====== LISTED ENTRIES ======
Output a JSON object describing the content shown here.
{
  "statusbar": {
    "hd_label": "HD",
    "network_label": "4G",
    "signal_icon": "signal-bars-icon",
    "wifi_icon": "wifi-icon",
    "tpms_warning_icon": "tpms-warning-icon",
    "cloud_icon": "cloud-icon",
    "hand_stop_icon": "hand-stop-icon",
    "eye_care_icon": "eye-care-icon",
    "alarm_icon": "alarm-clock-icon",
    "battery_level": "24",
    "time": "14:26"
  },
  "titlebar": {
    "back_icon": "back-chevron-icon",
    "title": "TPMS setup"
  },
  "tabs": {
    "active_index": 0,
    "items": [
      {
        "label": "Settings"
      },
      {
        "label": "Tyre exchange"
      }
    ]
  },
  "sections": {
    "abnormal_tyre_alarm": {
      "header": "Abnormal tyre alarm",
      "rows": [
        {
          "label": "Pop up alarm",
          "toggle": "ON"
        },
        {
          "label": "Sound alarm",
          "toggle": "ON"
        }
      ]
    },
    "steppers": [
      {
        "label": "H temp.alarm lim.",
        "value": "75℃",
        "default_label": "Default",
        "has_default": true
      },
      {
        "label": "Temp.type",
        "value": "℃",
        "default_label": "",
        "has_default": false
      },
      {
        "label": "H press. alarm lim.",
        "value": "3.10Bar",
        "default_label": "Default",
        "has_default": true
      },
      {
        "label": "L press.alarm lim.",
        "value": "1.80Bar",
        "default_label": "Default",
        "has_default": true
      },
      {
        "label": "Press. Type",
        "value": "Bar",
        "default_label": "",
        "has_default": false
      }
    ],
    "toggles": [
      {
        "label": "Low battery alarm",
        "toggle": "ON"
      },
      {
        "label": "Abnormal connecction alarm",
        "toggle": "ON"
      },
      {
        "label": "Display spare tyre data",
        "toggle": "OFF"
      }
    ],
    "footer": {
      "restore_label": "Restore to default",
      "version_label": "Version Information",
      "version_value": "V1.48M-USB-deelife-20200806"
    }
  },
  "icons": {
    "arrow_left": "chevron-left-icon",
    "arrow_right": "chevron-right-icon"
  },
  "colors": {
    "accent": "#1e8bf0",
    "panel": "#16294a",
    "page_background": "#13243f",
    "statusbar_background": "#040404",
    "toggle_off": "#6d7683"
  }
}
======
→ **WORK INSTRUCTIONS**:
From the listing above, copy all lines holding the word "chevron".

→ **OUTPUT FOR THIS EXERCISE**:
    "back_icon": "back-chevron-icon",
    "arrow_left": "chevron-left-icon",
    "arrow_right": "chevron-right-icon"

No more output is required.